### Written request
Write out the full set of records below exactly.
[START OF Given records]
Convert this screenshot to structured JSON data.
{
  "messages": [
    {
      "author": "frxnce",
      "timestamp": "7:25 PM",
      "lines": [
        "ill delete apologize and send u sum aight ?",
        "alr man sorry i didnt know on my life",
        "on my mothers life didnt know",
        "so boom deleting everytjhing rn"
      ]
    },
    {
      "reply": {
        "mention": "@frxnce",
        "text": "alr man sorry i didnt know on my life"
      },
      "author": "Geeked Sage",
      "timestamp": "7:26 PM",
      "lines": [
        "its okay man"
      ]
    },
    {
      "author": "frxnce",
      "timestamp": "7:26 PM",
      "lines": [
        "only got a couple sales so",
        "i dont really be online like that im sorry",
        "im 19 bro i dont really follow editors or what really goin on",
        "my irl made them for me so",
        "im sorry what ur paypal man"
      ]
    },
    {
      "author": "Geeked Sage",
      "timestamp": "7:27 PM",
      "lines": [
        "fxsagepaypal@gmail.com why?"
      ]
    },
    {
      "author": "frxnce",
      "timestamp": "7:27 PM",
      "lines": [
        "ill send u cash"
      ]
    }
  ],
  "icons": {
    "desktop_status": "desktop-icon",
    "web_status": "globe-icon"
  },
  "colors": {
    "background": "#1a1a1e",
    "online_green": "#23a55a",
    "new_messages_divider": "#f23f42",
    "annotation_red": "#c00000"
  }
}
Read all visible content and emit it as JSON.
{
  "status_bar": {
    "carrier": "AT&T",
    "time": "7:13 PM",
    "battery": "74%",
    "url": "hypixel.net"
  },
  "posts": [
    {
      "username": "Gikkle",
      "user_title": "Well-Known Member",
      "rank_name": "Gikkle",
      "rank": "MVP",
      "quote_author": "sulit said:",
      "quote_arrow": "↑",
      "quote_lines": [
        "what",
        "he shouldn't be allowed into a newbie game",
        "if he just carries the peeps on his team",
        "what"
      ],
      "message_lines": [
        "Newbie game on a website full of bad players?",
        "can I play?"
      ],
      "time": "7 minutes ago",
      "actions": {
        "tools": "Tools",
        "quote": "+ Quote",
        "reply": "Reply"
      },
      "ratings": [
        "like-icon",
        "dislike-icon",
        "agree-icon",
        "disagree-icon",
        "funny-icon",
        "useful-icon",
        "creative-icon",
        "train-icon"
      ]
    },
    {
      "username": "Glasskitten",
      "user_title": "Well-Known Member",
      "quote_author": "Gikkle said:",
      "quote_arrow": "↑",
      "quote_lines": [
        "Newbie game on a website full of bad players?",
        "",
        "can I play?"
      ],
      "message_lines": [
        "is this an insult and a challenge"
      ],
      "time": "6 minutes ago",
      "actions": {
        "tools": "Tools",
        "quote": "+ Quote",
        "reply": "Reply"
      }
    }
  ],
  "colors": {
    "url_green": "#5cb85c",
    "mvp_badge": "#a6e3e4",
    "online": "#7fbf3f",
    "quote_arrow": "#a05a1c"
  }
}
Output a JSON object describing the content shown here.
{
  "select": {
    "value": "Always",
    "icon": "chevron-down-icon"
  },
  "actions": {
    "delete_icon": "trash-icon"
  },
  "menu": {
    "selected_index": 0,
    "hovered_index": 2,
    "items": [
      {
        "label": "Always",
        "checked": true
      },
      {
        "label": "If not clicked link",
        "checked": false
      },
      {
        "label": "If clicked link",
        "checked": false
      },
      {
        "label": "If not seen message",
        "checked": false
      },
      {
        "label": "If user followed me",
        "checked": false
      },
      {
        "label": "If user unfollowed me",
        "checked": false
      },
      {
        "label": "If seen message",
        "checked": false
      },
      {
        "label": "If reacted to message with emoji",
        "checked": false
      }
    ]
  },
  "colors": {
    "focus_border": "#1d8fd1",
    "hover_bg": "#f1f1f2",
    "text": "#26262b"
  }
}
[END OF Given records]
### Solution to the exercise
Convert this screenshot to structured JSON data.
{
  "messages": [
    {
      "author": "frxnce",
      "timestamp": "7:25 PM",
      "lines": [
        "ill delete apologize and send u sum aight ?",
        "alr man sorry i didnt know on my life",
        "on my mothers life didnt know",
        "so boom deleting everytjhing rn"
      ]
    },
    {
      "reply": {
        "mention": "@frxnce",
        "text": "alr man sorry i didnt know on my life"
      },
      "author": "Geeked Sage",
      "timestamp": "7:26 PM",
      "lines": [
        "its okay man"
      ]
    },
    {
      "author": "frxnce",
      "timestamp": "7:26 PM",
      "lines": [
        "only got a couple sales so",
        "i dont really be online like that im sorry",
        "im 19 bro i dont really follow editors or what really goin on",
        "my irl made them for me so",
        "im sorry what ur paypal man"
      ]
    },
    {
      "author": "Geeked Sage",
      "timestamp": "7:27 PM",
      "lines": [
        "fxsagepaypal@gmail.com why?"
      ]
    },
    {
      "author": "frxnce",
      "timestamp": "7:27 PM",
      "lines": [
        "ill send u cash"
      ]
    }
  ],
  "icons": {
    "desktop_status": "desktop-icon",
    "web_status": "globe-icon"
  },
  "colors": {
    "background": "#1a1a1e",
    "online_green": "#23a55a",
    "new_messages_divider": "#f23f42",
    "annotation_red": "#c00000"
  }
}
Read all visible content and emit it as JSON.
{
  "status_bar": {
    "carrier": "AT&T",
    "time": "7:13 PM",
    "battery": "74%",
    "url": "hypixel.net"
  },
  "posts": [
    {
      "username": "Gikkle",
      "user_title": "Well-Known Member",
      "rank_name": "Gikkle",
      "rank": "MVP",
      "quote_author": "sulit said:",
      "quote_arrow": "↑",
      "quote_lines": [
        "what",
        "he shouldn't be allowed into a newbie game",
        "if he just carries the peeps on his team",
        "what"
      ],
      "message_lines": [
        "Newbie game on a website full of bad players?",
        "can I play?"
      ],
      "time": "7 minutes ago",
      "actions": {
        "tools": "Tools",
        "quote": "+ Quote",
        "reply": "Reply"
      },
      "ratings": [
        "like-icon",
        "dislike-icon",
        "agree-icon",
        "disagree-icon",
        "funny-icon",
        "useful-icon",
        "creative-icon",
        "train-icon"
      ]
    },
    {
      "username": "Glasskitten",
      "user_title": "Well-Known Member",
      "quote_author": "Gikkle said:",
      "quote_arrow": "↑",
      "quote_lines": [
        "Newbie game on a website full of bad players?",
        "",
        "can I play?"
      ],
      "message_lines": [
        "is this an insult and a challenge"
      ],
      "time": "6 minutes ago",
      "actions": {
        "tools": "Tools",
        "quote": "+ Quote",
        "reply": "Reply"
      }
    }
  ],
  "colors": {
    "url_green": "#5cb85c",
    "mvp_badge": "#a6e3e4",
    "online": "#7fbf3f",
    "quote_arrow": "#a05a1c"
  }
}
Output a JSON object describing the content shown here.
{
  "select": {
    "value": "Always",
    "icon": "chevron-down-icon"
  },
  "actions": {
    "delete_icon": "trash-icon"
  },
  "menu": {
    "selected_index": 0,
    "hovered_index": 2,
    "items": [
      {
        "label": "Always",
        "checked": true
      },
      {
        "label": "If not clicked link",
        "checked": false
      },
      {
        "label": "If clicked link",
        "checked": false
      },
      {
        "label": "If not seen message",
        "checked": false
      },
      {
        "label": "If user followed me",
        "checked": false
      },
      {
        "label": "If user unfollowed me",
        "checked": false
      },
      {
        "label": "If seen message",
        "checked": false
      },
      {
        "label": "If reacted to message with emoji",
        "checked": false
      }
    ]
  },
  "colors": {
    "focus_border": "#1d8fd1",
    "hover_bg": "#f1f1f2",
    "text": "#26262b"
  }
}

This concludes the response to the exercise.